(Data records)
- - -

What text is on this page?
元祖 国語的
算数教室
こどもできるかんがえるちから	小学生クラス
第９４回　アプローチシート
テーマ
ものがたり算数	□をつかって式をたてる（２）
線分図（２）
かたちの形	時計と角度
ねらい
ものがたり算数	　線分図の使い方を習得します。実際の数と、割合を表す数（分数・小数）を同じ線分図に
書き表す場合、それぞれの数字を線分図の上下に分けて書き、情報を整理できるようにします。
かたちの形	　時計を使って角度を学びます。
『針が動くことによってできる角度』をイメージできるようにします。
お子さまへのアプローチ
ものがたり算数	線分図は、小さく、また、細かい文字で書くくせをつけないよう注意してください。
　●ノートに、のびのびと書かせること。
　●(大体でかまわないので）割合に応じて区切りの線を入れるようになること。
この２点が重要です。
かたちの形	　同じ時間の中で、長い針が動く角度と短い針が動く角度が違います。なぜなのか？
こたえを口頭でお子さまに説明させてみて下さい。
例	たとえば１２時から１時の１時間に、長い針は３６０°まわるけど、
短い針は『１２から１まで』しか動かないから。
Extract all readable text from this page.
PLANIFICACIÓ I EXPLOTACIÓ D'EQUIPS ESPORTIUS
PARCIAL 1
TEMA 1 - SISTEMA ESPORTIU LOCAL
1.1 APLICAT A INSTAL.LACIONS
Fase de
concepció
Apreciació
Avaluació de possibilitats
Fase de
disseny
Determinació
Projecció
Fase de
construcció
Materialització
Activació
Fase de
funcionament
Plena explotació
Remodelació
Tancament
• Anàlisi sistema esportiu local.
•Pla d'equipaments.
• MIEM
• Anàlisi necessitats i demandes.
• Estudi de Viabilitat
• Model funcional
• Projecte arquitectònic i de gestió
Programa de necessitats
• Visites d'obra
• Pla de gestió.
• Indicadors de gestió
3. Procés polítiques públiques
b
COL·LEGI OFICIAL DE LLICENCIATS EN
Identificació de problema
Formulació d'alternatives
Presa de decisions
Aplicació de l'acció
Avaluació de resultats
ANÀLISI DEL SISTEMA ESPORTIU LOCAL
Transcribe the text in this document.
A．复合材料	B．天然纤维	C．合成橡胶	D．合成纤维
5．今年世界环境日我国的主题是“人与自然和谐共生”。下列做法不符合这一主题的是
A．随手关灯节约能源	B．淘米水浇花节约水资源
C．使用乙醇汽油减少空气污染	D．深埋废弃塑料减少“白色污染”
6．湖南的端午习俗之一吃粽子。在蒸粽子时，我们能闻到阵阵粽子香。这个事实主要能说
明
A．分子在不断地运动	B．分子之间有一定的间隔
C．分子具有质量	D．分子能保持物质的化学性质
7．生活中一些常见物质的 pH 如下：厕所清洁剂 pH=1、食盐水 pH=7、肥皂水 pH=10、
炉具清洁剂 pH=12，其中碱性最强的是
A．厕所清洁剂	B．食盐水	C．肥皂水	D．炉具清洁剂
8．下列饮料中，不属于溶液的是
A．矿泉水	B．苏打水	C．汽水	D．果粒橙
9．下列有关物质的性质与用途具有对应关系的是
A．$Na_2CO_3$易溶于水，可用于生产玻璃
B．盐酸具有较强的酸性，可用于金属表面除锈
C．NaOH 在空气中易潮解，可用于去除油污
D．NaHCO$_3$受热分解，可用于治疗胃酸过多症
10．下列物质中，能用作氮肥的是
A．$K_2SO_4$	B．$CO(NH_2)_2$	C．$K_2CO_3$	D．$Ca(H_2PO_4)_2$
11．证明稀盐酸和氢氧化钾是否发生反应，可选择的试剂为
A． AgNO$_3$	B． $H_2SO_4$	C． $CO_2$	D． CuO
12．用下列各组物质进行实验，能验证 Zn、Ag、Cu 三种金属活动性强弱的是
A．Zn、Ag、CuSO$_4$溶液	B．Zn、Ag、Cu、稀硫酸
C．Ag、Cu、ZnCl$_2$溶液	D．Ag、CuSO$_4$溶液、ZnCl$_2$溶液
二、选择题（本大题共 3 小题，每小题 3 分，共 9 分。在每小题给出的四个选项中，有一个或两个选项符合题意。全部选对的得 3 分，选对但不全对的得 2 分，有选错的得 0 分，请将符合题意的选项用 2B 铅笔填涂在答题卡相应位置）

- - -

Aim of the exercise
Write out all the entries exactly.

Result for this task
What text is on this page?
元祖 国語的
算数教室
こどもできるかんがえるちから	小学生クラス
第９４回　アプローチシート
テーマ
ものがたり算数	□をつかって式をたてる（２）
線分図（２）
かたちの形	時計と角度
ねらい
ものがたり算数	　線分図の使い方を習得します。実際の数と、割合を表す数（分数・小数）を同じ線分図に
書き表す場合、それぞれの数字を線分図の上下に分けて書き、情報を整理できるようにします。
かたちの形	　時計を使って角度を学びます。
『針が動くことによってできる角度』をイメージできるようにします。
お子さまへのアプローチ
ものがたり算数	線分図は、小さく、また、細かい文字で書くくせをつけないよう注意してください。
　●ノートに、のびのびと書かせること。
　●(大体でかまわないので）割合に応じて区切りの線を入れるようになること。
この２点が重要です。
かたちの形	　同じ時間の中で、長い針が動く角度と短い針が動く角度が違います。なぜなのか？
こたえを口頭でお子さまに説明させてみて下さい。
例	たとえば１２時から１時の１時間に、長い針は３６０°まわるけど、
短い針は『１２から１まで』しか動かないから。
Extract all readable text from this page.
PLANIFICACIÓ I EXPLOTACIÓ D'EQUIPS ESPORTIUS
PARCIAL 1
TEMA 1 - SISTEMA ESPORTIU LOCAL
1.1 APLICAT A INSTAL.LACIONS
Fase de
concepció
Apreciació
Avaluació de possibilitats
Fase de
disseny
Determinació
Projecció
Fase de
construcció
Materialització
Activació
Fase de
funcionament
Plena explotació
Remodelació
Tancament
• Anàlisi sistema esportiu local.
•Pla d'equipaments.
• MIEM
• Anàlisi necessitats i demandes.
• Estudi de Viabilitat
• Model funcional
• Projecte arquitectònic i de gestió
Programa de necessitats
• Visites d'obra
• Pla de gestió.
• Indicadors de gestió
3. Procés polítiques públiques
b
COL·LEGI OFICIAL DE LLICENCIATS EN
Identificació de problema
Formulació d'alternatives
Presa de decisions
Aplicació de l'acció
Avaluació de resultats
ANÀLISI DEL SISTEMA ESPORTIU LOCAL
Transcribe the text in this document.
A．复合材料	B．天然纤维	C．合成橡胶	D．合成纤维
5．今年世界环境日我国的主题是“人与自然和谐共生”。下列做法不符合这一主题的是
A．随手关灯节约能源	B．淘米水浇花节约水资源
C．使用乙醇汽油减少空气污染	D．深埋废弃塑料减少“白色污染”
6．湖南的端午习俗之一吃粽子。在蒸粽子时，我们能闻到阵阵粽子香。这个事实主要能说
明
A．分子在不断地运动	B．分子之间有一定的间隔
C．分子具有质量	D．分子能保持物质的化学性质
7．生活中一些常见物质的 pH 如下：厕所清洁剂 pH=1、食盐水 pH=7、肥皂水 pH=10、
炉具清洁剂 pH=12，其中碱性最强的是
A．厕所清洁剂	B．食盐水	C．肥皂水	D．炉具清洁剂
8．下列饮料中，不属于溶液的是
A．矿泉水	B．苏打水	C．汽水	D．果粒橙
9．下列有关物质的性质与用途具有对应关系的是
A．$Na_2CO_3$易溶于水，可用于生产玻璃
B．盐酸具有较强的酸性，可用于金属表面除锈
C．NaOH 在空气中易潮解，可用于去除油污
D．NaHCO$_3$受热分解，可用于治疗胃酸过多症
10．下列物质中，能用作氮肥的是
A．$K_2SO_4$	B．$CO(NH_2)_2$	C．$K_2CO_3$	D．$Ca(H_2PO_4)_2$
11．证明稀盐酸和氢氧化钾是否发生反应，可选择的试剂为
A． AgNO$_3$	B． $H_2SO_4$	C． $CO_2$	D． CuO
12．用下列各组物质进行实验，能验证 Zn、Ag、Cu 三种金属活动性强弱的是
A．Zn、Ag、CuSO$_4$溶液	B．Zn、Ag、Cu、稀硫酸
C．Ag、Cu、ZnCl$_2$溶液	D．Ag、CuSO$_4$溶液、ZnCl$_2$溶液
二、选择题（本大题共 3 小题，每小题 3 分，共 9 分。在每小题给出的四个选项中，有一个或两个选项符合题意。全部选对的得 3 分，选对但不全对的得 2 分，有选错的得 0 分，请将符合题意的选项用 2B 铅笔填涂在答题卡相应位置）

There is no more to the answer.